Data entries
---

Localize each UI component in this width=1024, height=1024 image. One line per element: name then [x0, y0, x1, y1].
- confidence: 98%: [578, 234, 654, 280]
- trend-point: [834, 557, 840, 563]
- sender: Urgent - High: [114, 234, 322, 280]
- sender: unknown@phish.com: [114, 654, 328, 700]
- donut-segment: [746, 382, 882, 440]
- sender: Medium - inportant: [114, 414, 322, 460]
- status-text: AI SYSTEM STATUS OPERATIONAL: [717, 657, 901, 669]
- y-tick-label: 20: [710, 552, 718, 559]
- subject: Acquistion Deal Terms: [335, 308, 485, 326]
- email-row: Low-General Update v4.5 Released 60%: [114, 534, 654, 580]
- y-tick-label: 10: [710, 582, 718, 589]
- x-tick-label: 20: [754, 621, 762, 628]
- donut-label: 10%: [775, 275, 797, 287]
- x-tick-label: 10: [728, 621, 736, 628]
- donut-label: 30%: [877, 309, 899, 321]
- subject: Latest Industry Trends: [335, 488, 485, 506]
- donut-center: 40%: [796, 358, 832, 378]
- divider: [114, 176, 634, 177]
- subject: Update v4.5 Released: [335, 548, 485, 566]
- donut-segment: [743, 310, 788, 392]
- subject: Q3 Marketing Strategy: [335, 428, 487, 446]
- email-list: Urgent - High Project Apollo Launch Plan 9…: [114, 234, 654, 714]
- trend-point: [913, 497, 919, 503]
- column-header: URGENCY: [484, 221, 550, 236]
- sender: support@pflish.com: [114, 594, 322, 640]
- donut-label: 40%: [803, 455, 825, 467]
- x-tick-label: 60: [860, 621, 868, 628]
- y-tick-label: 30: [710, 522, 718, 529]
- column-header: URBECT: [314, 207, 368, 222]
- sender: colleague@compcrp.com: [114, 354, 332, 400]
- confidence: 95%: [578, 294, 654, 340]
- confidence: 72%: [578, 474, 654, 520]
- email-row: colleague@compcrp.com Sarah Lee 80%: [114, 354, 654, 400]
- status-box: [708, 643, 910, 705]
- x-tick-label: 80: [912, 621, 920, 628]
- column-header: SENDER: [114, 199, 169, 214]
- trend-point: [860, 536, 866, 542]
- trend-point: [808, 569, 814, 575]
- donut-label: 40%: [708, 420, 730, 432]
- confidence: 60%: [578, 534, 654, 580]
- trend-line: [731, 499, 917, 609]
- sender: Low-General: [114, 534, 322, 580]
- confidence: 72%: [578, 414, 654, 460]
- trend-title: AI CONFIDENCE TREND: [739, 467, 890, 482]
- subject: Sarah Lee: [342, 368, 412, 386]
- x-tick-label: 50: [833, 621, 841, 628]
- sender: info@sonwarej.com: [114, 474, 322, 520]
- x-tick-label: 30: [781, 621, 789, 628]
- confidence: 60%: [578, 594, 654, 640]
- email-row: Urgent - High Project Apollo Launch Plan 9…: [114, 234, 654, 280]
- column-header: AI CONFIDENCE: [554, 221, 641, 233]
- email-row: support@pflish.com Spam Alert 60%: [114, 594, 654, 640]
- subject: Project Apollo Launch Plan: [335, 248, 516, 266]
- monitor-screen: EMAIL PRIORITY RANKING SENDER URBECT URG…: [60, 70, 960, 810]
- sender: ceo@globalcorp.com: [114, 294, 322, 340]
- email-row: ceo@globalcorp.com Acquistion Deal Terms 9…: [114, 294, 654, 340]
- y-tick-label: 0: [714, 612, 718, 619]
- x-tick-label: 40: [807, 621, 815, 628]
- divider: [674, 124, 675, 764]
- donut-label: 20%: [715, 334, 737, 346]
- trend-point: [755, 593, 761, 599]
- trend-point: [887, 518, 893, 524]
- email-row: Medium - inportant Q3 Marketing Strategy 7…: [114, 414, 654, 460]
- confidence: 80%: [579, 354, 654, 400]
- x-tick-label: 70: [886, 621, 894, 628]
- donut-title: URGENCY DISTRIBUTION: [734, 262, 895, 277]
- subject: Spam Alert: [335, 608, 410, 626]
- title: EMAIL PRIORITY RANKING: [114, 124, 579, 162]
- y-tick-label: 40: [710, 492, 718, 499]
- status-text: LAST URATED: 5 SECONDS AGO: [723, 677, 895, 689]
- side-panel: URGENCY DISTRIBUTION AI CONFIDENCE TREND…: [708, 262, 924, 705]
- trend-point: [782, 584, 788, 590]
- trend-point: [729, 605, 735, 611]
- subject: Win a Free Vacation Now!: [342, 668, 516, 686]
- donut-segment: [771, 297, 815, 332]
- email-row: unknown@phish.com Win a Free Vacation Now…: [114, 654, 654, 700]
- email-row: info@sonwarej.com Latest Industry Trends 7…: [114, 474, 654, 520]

---

Work instructions.
Reproduce every one of the records above, line for line and character for character, without altering anything.

Output of the task.
Localize each UI component in this width=1024, height=1024 image. One line per element: name then [x0, y0, x1, y1].
- confidence: 98%: [578, 234, 654, 280]
- trend-point: [834, 557, 840, 563]
- sender: Urgent - High: [114, 234, 322, 280]
- sender: unknown@phish.com: [114, 654, 328, 700]
- donut-segment: [746, 382, 882, 440]
- sender: Medium - inportant: [114, 414, 322, 460]
- status-text: AI SYSTEM STATUS OPERATIONAL: [717, 657, 901, 669]
- y-tick-label: 20: [710, 552, 718, 559]
- subject: Acquistion Deal Terms: [335, 308, 485, 326]
- email-row: Low-General Update v4.5 Released 60%: [114, 534, 654, 580]
- y-tick-label: 10: [710, 582, 718, 589]
- x-tick-label: 20: [754, 621, 762, 628]
- donut-label: 10%: [775, 275, 797, 287]
- x-tick-label: 10: [728, 621, 736, 628]
- donut-label: 30%: [877, 309, 899, 321]
- subject: Latest Industry Trends: [335, 488, 485, 506]
- donut-center: 40%: [796, 358, 832, 378]
- divider: [114, 176, 634, 177]
- subject: Update v4.5 Released: [335, 548, 485, 566]
- donut-segment: [743, 310, 788, 392]
- subject: Q3 Marketing Strategy: [335, 428, 487, 446]
- email-list: Urgent - High Project Apollo Launch Plan 9…: [114, 234, 654, 714]
- trend-point: [913, 497, 919, 503]
- column-header: URGENCY: [484, 221, 550, 236]
- sender: support@pflish.com: [114, 594, 322, 640]
- donut-label: 40%: [803, 455, 825, 467]
- x-tick-label: 60: [860, 621, 868, 628]
- y-tick-label: 30: [710, 522, 718, 529]
- column-header: URBECT: [314, 207, 368, 222]
- sender: colleague@compcrp.com: [114, 354, 332, 400]
- confidence: 95%: [578, 294, 654, 340]
- confidence: 72%: [578, 474, 654, 520]
- email-row: colleague@compcrp.com Sarah Lee 80%: [114, 354, 654, 400]
- status-box: [708, 643, 910, 705]
- x-tick-label: 80: [912, 621, 920, 628]
- column-header: SENDER: [114, 199, 169, 214]
- trend-point: [860, 536, 866, 542]
- trend-point: [808, 569, 814, 575]
- donut-label: 40%: [708, 420, 730, 432]
- confidence: 60%: [578, 534, 654, 580]
- trend-line: [731, 499, 917, 609]
- sender: Low-General: [114, 534, 322, 580]
- confidence: 72%: [578, 414, 654, 460]
- trend-title: AI CONFIDENCE TREND: [739, 467, 890, 482]
- subject: Sarah Lee: [342, 368, 412, 386]
- x-tick-label: 50: [833, 621, 841, 628]
- sender: info@sonwarej.com: [114, 474, 322, 520]
- x-tick-label: 30: [781, 621, 789, 628]
- confidence: 60%: [578, 594, 654, 640]
- email-row: Urgent - High Project Apollo Launch Plan 9…: [114, 234, 654, 280]
- column-header: AI CONFIDENCE: [554, 221, 641, 233]
- email-row: support@pflish.com Spam Alert 60%: [114, 594, 654, 640]
- subject: Project Apollo Launch Plan: [335, 248, 516, 266]
- monitor-screen: EMAIL PRIORITY RANKING SENDER URBECT URG…: [60, 70, 960, 810]
- sender: ceo@globalcorp.com: [114, 294, 322, 340]
- email-row: ceo@globalcorp.com Acquistion Deal Terms 9…: [114, 294, 654, 340]
- y-tick-label: 0: [714, 612, 718, 619]
- x-tick-label: 40: [807, 621, 815, 628]
- divider: [674, 124, 675, 764]
- donut-label: 20%: [715, 334, 737, 346]
- trend-point: [755, 593, 761, 599]
- trend-point: [887, 518, 893, 524]
- email-row: Medium - inportant Q3 Marketing Strategy 7…: [114, 414, 654, 460]
- confidence: 80%: [579, 354, 654, 400]
- x-tick-label: 70: [886, 621, 894, 628]
- donut-title: URGENCY DISTRIBUTION: [734, 262, 895, 277]
- subject: Spam Alert: [335, 608, 410, 626]
- title: EMAIL PRIORITY RANKING: [114, 124, 579, 162]
- y-tick-label: 40: [710, 492, 718, 499]
- status-text: LAST URATED: 5 SECONDS AGO: [723, 677, 895, 689]
- side-panel: URGENCY DISTRIBUTION AI CONFIDENCE TREND…: [708, 262, 924, 705]
- trend-point: [782, 584, 788, 590]
- trend-point: [729, 605, 735, 611]
- subject: Win a Free Vacation Now!: [342, 668, 516, 686]
- donut-segment: [771, 297, 815, 332]
- email-row: unknown@phish.com Win a Free Vacation Now…: [114, 654, 654, 700]
- email-row: info@sonwarej.com Latest Industry Trends 7…: [114, 474, 654, 520]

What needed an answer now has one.